··· DATA PROVIDED ···

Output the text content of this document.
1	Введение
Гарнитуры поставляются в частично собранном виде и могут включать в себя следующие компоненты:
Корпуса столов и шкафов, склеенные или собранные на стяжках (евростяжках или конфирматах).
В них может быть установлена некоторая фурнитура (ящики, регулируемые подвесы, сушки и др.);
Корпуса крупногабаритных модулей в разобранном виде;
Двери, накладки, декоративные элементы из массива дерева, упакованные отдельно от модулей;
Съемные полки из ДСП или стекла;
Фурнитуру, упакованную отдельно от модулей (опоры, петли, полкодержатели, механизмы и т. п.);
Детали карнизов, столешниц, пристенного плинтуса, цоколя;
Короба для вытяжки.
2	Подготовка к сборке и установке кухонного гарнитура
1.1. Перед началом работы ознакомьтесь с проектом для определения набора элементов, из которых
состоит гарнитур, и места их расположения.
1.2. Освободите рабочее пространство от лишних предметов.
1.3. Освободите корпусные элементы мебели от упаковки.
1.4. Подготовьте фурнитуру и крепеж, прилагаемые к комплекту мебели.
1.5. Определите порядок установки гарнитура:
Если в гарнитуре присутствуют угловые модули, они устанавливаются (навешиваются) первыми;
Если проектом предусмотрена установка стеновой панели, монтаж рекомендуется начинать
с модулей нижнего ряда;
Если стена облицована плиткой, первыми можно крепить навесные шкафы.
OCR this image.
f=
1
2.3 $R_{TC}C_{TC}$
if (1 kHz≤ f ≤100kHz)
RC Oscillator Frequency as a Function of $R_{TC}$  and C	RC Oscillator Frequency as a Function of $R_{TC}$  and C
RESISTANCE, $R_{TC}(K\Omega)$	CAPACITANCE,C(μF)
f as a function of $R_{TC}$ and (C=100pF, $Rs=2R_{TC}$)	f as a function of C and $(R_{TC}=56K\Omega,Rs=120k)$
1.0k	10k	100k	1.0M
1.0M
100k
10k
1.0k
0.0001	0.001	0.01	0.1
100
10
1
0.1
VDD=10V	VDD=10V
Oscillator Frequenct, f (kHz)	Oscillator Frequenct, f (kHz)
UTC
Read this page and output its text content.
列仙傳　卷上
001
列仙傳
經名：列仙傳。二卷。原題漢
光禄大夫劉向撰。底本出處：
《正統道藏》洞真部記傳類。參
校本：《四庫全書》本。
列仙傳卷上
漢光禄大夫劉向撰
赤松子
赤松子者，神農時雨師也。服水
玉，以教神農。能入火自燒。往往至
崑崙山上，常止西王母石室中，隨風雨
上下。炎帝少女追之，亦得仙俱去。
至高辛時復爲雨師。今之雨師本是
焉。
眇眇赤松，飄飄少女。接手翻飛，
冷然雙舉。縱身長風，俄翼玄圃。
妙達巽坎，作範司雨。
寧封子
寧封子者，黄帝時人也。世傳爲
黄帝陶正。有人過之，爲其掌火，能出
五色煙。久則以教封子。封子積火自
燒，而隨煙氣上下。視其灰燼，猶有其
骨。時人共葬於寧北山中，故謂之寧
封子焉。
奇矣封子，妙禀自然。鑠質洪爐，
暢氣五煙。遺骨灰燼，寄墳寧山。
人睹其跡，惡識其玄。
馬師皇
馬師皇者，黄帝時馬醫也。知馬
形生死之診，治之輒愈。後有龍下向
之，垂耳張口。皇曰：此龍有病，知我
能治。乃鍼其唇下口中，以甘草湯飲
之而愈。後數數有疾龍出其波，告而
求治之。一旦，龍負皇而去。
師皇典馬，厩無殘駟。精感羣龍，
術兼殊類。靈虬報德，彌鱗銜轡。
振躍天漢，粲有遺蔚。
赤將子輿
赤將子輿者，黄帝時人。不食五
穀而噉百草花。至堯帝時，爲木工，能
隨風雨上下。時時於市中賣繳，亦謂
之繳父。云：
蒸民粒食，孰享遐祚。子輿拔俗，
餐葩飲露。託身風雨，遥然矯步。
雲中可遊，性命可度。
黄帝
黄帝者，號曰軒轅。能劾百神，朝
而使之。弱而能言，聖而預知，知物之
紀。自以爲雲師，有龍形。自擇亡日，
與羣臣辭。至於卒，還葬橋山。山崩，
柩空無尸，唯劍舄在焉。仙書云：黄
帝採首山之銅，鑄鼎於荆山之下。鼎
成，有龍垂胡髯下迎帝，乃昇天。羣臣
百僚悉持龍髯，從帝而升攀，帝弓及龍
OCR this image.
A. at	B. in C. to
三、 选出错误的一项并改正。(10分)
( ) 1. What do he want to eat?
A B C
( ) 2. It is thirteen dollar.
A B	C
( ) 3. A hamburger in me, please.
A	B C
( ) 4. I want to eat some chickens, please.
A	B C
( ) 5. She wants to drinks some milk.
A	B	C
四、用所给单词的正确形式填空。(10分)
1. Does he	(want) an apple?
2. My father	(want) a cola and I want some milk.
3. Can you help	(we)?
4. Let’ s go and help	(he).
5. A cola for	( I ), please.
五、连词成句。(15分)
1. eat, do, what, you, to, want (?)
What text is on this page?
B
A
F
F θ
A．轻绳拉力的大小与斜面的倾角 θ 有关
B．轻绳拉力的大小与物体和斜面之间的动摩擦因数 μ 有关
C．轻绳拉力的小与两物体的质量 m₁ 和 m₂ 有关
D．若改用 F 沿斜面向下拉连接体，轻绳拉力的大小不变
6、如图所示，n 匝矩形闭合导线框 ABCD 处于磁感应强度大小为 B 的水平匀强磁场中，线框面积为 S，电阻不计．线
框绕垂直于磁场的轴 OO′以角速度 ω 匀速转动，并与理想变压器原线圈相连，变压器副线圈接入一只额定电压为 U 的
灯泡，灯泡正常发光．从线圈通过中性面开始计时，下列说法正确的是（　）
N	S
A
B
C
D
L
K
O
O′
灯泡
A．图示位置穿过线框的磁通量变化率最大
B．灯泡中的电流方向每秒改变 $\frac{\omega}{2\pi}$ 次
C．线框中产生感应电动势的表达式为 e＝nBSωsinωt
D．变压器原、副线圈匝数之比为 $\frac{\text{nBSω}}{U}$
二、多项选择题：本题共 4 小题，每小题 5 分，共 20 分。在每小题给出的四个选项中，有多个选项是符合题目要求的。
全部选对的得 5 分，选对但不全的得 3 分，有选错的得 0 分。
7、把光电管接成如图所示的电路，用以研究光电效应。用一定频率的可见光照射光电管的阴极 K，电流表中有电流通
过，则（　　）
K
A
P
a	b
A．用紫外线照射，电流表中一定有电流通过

···

*TO BE DONE:* Gather up the lines containing the word "cola" from these records and copy them.

*COMPLETED TASK:*
2. My father	(want) a cola and I want some milk.
5. A cola for	( I ), please.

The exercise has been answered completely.